** BEGIN RAW DATA **

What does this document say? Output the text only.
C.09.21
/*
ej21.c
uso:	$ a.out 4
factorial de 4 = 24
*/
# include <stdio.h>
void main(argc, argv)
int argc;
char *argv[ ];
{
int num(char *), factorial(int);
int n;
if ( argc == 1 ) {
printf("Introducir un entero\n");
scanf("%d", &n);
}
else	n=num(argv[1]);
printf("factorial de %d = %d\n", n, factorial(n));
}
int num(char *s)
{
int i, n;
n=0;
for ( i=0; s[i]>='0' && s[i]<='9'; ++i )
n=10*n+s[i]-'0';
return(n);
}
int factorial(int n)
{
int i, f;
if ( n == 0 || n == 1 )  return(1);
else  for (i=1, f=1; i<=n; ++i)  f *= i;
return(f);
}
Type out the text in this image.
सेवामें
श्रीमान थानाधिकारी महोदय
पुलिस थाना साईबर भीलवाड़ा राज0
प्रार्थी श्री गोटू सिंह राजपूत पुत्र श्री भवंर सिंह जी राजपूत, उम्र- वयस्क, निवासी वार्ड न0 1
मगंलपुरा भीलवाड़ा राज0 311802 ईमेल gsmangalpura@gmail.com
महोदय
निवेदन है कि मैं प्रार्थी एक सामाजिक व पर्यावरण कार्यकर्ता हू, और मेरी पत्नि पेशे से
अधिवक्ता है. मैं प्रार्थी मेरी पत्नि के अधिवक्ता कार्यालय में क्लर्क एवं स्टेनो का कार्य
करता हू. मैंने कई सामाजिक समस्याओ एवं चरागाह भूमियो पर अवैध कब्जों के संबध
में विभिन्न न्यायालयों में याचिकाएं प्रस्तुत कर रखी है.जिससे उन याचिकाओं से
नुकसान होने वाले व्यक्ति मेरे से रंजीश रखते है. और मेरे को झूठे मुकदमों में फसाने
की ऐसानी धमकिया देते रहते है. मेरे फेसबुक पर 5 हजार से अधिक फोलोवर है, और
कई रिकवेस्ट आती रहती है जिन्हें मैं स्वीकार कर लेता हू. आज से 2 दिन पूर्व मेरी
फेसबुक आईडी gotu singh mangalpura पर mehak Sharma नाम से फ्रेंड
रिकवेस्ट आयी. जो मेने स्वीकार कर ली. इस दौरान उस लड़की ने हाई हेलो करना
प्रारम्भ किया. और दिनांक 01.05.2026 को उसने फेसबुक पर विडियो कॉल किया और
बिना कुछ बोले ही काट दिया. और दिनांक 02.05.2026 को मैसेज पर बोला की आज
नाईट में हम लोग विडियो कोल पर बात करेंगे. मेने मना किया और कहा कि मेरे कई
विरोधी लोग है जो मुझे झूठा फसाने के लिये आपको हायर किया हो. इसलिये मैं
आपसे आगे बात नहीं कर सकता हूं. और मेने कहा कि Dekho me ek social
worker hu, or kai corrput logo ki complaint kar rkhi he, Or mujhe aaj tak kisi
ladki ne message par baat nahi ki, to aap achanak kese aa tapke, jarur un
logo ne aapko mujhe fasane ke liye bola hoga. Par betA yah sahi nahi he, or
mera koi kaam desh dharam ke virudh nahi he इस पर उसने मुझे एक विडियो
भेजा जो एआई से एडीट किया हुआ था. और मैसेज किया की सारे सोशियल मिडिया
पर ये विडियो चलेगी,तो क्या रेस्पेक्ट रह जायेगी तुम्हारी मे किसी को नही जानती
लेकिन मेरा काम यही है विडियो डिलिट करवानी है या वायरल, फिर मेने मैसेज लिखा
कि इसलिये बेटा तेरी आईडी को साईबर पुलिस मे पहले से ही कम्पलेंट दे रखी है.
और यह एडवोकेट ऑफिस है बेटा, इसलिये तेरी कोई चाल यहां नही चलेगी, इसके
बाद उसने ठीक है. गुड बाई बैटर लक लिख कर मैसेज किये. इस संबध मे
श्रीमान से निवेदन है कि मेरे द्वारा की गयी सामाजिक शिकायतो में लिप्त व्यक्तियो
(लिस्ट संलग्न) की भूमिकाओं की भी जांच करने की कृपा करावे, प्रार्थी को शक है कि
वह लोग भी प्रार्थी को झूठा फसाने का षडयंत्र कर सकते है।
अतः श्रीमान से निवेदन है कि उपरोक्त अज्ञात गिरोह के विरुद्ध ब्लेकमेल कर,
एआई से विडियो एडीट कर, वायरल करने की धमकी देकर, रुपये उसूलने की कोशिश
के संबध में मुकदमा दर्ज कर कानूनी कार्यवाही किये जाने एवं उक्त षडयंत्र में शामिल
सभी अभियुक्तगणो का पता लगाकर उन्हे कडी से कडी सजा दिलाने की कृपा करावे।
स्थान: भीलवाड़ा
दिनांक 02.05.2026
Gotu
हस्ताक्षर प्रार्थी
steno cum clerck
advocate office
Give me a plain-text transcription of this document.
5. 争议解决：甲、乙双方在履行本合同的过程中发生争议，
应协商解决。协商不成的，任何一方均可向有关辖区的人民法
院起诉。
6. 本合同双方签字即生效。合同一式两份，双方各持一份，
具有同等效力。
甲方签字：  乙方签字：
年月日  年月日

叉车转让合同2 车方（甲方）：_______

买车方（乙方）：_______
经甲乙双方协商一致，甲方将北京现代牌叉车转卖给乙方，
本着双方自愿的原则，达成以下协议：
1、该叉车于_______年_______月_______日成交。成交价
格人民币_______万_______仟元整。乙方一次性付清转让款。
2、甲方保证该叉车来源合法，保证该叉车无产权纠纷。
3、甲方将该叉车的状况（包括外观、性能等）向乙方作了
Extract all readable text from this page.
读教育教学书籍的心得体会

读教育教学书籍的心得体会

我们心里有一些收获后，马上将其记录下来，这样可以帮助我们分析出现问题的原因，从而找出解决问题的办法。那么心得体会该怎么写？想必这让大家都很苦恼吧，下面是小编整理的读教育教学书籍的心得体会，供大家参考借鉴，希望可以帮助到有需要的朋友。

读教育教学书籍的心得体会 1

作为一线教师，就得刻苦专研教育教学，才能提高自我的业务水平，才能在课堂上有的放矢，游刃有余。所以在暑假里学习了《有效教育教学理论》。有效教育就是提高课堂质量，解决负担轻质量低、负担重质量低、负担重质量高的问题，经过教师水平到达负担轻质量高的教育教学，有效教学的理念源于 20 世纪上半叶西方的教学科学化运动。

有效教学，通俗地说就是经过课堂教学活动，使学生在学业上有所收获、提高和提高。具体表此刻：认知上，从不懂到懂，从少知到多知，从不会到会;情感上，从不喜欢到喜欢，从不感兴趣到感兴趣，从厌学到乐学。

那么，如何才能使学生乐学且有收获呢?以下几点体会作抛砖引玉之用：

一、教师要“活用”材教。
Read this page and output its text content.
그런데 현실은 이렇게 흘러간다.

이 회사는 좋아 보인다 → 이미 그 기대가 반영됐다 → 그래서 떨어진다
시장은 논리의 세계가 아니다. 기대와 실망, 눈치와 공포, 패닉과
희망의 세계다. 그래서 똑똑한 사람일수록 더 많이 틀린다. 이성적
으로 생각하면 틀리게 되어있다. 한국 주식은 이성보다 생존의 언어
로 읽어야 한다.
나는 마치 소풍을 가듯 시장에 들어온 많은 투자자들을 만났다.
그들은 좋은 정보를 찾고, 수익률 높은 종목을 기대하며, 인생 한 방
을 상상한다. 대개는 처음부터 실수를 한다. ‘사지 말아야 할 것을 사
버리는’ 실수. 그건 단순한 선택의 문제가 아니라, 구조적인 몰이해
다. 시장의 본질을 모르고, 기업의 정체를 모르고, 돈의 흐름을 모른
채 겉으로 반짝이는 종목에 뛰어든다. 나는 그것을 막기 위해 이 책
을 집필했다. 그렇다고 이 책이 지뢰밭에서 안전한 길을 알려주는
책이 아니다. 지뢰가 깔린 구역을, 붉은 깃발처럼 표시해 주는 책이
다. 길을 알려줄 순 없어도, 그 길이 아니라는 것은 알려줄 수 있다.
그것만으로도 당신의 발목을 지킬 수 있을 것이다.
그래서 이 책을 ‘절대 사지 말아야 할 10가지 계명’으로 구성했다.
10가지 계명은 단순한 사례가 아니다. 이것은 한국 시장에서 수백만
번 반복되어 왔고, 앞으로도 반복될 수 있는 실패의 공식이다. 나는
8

** END RAW DATA **

### AIM OF THE EXERCISE
Across the material above, count every line holding "text" and write down only the number.

### THE ANSWER
5